**Aim of the task:**
Provide nothing beyond the count of lines that include the string "name".

**Provided records:**
◇ ◇ ◇

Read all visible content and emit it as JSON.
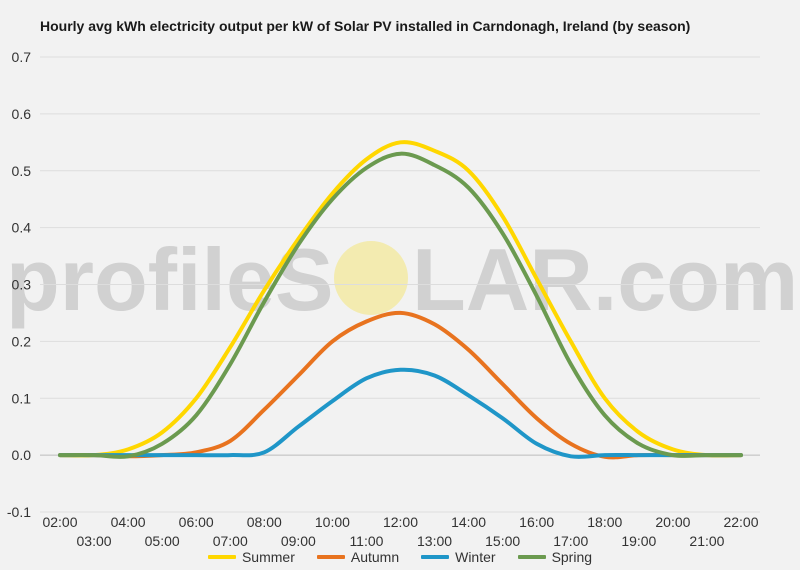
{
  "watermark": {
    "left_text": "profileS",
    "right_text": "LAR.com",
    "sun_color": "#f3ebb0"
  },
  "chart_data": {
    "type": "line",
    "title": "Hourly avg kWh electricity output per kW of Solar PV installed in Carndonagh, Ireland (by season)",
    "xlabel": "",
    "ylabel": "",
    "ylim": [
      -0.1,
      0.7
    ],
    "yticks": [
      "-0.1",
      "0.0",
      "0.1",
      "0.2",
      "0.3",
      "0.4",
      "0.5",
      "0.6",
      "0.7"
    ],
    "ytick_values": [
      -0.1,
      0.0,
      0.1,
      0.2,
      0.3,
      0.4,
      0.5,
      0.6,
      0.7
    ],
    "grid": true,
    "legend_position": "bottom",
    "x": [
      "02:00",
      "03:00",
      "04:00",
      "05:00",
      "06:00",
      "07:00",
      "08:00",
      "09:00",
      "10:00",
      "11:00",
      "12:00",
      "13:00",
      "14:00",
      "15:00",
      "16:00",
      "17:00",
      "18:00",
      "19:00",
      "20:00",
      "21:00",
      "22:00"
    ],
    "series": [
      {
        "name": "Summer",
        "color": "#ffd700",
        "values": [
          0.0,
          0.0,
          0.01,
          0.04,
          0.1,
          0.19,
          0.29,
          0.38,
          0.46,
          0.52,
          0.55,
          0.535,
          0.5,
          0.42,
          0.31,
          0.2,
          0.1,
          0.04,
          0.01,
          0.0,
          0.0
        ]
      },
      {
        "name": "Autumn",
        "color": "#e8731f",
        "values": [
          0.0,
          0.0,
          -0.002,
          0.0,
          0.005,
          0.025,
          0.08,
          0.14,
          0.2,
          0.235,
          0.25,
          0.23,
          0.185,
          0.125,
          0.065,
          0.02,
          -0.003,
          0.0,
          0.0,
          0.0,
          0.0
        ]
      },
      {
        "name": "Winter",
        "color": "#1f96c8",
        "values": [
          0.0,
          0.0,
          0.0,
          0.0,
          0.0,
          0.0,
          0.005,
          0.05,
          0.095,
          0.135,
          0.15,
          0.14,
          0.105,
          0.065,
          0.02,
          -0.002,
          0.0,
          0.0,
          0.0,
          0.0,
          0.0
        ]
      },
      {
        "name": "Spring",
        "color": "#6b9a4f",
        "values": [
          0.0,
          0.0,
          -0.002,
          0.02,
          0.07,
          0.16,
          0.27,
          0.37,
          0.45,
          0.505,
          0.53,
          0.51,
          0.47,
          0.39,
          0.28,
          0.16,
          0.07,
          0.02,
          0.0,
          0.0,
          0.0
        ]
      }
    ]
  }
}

◇ ◇ ◇

**The completed task:**
4